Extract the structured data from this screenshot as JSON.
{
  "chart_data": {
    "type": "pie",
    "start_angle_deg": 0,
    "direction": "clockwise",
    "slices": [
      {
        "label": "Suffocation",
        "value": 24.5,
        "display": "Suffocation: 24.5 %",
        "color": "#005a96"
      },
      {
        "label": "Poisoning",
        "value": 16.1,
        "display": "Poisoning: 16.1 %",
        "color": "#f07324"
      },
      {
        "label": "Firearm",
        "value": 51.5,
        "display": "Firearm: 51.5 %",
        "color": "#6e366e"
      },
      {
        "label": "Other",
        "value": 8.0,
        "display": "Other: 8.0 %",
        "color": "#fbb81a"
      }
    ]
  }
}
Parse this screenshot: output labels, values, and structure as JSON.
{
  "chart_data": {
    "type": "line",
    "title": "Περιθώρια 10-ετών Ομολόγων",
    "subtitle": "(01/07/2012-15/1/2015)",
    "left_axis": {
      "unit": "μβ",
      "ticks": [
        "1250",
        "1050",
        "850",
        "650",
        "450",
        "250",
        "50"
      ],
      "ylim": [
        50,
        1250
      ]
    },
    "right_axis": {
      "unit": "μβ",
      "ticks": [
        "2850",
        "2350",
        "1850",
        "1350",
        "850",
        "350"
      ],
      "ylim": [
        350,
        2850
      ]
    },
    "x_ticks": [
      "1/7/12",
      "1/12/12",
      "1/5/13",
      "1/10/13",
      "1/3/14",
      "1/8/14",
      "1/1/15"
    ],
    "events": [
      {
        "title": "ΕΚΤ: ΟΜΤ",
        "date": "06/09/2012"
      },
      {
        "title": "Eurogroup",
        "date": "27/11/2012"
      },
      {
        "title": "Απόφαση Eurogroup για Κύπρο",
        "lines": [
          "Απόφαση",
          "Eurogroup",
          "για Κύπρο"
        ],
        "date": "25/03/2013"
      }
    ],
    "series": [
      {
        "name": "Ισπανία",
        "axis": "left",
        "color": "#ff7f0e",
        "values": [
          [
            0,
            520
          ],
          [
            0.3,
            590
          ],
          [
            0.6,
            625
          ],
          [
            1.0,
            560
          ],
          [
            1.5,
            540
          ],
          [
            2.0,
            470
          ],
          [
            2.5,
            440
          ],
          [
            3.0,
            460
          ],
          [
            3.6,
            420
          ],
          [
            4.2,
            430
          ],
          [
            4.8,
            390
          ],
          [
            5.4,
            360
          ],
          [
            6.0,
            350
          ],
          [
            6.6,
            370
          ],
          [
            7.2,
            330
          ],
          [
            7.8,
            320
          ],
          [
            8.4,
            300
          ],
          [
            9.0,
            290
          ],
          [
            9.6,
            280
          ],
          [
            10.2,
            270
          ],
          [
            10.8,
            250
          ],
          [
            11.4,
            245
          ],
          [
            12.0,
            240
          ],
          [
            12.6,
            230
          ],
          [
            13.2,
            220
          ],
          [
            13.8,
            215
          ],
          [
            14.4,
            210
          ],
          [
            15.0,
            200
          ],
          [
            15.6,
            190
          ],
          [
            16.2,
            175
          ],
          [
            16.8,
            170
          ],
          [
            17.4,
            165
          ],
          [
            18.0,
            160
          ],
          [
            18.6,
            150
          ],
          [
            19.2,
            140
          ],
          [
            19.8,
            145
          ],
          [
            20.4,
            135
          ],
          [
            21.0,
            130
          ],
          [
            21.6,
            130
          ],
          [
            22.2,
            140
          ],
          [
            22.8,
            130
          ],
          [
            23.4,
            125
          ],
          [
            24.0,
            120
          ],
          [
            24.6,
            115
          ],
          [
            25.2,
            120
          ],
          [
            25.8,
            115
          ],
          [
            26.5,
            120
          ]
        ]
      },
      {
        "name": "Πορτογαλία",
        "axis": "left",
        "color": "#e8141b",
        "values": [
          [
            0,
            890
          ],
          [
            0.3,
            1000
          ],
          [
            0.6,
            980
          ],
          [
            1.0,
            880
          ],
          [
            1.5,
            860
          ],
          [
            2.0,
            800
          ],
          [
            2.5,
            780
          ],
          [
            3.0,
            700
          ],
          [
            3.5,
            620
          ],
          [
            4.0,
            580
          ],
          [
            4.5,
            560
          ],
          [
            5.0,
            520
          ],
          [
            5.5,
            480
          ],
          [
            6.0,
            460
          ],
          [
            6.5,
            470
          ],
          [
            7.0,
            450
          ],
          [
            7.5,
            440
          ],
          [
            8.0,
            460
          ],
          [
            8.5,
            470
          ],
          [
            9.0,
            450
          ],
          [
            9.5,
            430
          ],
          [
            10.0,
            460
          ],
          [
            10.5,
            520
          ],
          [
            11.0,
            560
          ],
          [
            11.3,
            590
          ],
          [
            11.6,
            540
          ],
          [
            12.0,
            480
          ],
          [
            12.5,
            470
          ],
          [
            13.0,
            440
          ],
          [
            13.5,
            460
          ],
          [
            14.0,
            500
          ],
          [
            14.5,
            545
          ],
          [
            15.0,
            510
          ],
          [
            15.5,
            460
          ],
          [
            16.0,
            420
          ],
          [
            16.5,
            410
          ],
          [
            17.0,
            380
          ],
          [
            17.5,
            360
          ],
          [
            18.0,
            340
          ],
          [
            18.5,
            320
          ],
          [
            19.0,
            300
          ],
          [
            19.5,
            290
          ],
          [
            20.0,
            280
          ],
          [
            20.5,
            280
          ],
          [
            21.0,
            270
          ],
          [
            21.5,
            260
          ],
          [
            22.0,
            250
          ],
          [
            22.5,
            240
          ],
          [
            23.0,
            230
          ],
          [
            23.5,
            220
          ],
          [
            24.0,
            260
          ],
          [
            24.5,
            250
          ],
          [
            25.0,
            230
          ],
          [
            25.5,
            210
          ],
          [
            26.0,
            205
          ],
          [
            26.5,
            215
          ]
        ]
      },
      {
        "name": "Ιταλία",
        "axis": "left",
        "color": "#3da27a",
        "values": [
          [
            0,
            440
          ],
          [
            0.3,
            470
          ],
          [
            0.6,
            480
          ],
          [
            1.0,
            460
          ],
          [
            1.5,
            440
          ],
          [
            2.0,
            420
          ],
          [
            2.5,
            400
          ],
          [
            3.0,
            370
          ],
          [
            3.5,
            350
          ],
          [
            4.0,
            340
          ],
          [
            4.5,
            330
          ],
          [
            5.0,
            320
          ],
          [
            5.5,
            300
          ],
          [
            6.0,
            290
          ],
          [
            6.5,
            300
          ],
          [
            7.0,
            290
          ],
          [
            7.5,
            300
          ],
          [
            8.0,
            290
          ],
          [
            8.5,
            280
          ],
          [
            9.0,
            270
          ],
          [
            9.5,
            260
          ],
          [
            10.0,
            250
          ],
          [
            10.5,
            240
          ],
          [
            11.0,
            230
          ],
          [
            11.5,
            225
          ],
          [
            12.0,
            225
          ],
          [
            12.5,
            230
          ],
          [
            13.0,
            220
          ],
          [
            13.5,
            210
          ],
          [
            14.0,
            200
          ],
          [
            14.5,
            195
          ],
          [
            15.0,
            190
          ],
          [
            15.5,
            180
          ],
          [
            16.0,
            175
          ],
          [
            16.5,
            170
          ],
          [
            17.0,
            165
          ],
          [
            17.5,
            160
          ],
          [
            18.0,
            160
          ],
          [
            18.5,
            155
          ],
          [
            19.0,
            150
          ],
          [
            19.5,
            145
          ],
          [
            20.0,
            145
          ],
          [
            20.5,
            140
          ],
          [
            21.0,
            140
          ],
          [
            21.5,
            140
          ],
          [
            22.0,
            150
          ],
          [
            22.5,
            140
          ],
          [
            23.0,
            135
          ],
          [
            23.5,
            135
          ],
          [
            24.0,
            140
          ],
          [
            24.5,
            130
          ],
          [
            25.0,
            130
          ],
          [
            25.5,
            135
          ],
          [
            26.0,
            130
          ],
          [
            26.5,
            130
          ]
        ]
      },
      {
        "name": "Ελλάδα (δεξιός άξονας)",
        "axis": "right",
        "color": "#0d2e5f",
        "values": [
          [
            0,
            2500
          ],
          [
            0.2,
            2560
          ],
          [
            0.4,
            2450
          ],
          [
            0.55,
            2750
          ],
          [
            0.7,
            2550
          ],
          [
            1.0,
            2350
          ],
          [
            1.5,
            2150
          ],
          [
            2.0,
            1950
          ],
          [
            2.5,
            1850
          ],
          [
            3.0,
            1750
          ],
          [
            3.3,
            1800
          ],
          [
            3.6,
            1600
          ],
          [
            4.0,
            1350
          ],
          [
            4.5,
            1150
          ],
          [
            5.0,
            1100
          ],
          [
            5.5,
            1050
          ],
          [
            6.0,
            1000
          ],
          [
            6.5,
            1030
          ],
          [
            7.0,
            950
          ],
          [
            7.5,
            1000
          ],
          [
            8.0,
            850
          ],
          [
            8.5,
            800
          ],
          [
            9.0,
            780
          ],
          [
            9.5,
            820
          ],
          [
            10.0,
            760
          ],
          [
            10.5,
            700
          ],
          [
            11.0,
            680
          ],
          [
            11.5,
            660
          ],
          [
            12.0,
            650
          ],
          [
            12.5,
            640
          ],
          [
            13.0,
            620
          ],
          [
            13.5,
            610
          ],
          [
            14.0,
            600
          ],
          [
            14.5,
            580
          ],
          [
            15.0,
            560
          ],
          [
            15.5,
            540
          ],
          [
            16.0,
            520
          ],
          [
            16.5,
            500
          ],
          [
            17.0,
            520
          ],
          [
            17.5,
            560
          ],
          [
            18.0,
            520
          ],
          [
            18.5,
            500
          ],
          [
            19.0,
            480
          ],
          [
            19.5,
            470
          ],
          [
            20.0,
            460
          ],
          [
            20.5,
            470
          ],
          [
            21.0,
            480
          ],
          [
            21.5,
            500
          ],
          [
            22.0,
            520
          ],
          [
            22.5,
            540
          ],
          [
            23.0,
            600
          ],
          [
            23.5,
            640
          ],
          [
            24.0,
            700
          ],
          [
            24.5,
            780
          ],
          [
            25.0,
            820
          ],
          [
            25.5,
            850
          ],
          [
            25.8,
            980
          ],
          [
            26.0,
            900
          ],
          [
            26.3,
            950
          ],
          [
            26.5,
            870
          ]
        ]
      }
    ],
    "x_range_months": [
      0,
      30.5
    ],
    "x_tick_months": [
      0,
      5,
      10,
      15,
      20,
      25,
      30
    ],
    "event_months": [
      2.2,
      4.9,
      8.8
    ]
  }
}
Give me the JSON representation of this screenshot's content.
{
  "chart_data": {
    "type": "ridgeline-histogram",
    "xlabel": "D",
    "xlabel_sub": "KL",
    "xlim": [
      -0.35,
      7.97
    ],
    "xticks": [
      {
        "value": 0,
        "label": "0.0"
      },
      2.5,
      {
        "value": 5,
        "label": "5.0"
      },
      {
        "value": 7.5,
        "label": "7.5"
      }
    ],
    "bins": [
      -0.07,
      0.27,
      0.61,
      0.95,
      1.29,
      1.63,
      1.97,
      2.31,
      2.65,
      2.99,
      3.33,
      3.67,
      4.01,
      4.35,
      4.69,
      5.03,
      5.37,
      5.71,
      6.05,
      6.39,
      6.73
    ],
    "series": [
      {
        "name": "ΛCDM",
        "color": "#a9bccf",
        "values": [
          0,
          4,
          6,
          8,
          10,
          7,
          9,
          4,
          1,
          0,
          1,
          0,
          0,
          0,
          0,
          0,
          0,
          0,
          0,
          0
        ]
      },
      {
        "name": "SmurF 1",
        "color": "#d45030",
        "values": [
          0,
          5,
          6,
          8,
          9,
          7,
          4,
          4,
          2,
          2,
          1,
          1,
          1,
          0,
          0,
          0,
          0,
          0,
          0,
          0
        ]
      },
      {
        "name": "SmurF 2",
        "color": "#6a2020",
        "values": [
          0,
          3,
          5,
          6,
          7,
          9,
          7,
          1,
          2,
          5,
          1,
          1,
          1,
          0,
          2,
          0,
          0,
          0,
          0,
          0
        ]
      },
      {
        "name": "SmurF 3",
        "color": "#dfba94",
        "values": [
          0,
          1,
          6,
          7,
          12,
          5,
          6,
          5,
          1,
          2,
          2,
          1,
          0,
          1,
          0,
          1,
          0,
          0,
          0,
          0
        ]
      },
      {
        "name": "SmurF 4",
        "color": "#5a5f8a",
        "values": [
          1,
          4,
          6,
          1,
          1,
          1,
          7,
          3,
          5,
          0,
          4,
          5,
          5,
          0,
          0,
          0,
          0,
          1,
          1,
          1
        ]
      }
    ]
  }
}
____________
What you need to do
Return only the number of lines in the data above that include the word "Poisoning".

Full output
2